** Request **
Reproduce, word for word, the stretch of the passage on inbound marketing from "This is because, if" through "cost of sales.".

━━ Reading passage ━━

Technology has driven historic changes in consumer marketing. But despite the billions of dollars being spent in the business-to-business (B2B) and business-to-consumer (B2C) sectors on inbound marketing e-newsletters, social media, blogs, podcasts, video, white papers and certain "permission marketing" techniques used to enhance brand awareness among customers and prospects — most companies, including many that sell business insurance, aren't seeing results.
This is because, if you set aside industrial commodities purchased through supply chain management (where the needs are explicit), most discretionary purchases such as insurance don't lend themselves to inbound marketing, which is designed to leverage the prospect's awareness of his needs to reduce your cost of sales.
The belief that inbound marketing should work in B2B–for financial advisors, this translates to marketing to business owner prospects–contradicts a fundamental precept underlying B2B marketing and sales for more than a hundred years: that most decision-makers don't know they have a need (for many products and services) until they talk to a salesperson. And insurance is arguably the archetype of this class.

━━━
━━ Records ━━

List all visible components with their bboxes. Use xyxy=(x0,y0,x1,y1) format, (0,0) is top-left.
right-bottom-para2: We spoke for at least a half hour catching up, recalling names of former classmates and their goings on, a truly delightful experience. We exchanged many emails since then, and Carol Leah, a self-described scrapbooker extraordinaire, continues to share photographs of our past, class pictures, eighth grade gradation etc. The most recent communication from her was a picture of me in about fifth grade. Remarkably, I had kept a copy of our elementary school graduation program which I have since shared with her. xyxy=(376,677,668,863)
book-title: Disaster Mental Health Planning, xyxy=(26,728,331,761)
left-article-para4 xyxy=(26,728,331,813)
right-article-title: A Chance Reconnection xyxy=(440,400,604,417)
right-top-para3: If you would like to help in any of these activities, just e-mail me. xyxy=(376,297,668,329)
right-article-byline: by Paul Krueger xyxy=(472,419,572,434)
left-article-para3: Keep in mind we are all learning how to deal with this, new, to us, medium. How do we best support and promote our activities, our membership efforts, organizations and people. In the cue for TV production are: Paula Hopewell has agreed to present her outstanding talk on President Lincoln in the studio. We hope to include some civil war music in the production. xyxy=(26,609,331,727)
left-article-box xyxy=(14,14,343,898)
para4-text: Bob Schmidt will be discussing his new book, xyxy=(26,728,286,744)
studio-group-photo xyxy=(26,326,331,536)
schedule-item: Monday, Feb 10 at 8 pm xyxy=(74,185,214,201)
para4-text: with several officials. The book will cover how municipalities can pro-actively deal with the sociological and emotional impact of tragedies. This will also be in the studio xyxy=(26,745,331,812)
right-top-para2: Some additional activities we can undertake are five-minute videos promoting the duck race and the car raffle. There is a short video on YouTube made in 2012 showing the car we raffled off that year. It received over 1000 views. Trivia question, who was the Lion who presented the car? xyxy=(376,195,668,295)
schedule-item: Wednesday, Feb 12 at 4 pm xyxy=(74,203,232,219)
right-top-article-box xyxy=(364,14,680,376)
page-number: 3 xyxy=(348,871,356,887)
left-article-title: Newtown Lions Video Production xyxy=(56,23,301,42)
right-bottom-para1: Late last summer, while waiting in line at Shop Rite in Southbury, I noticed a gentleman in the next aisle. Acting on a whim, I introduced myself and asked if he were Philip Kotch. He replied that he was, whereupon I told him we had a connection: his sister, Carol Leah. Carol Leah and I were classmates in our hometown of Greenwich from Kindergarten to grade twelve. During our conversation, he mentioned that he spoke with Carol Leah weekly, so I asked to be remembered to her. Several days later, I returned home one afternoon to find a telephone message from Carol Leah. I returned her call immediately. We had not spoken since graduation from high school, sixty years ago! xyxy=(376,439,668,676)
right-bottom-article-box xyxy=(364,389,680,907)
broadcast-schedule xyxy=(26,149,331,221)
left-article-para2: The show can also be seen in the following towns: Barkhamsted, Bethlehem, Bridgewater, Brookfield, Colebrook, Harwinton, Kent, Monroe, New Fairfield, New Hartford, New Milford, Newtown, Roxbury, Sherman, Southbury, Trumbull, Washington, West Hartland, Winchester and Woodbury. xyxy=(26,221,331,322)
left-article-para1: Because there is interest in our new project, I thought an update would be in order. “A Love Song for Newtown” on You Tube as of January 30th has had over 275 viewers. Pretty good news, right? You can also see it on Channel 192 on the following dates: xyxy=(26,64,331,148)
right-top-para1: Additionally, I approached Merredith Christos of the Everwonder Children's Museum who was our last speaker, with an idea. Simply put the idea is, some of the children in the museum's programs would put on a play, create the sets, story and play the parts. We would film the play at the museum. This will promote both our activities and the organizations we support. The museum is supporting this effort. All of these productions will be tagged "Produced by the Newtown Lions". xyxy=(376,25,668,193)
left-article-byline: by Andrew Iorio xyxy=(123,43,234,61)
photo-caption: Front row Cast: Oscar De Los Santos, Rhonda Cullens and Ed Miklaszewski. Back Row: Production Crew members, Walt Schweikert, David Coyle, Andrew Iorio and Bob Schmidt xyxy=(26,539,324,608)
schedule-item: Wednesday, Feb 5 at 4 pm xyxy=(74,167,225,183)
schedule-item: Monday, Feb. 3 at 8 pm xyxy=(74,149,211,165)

━━━

** Task response **
This is because, if you set aside industrial commodities purchased through supply chain management (where the needs are explicit), most discretionary purchases such as insurance don't lend themselves to inbound marketing, which is designed to leverage the prospect's awareness of his needs to reduce your cost of sales.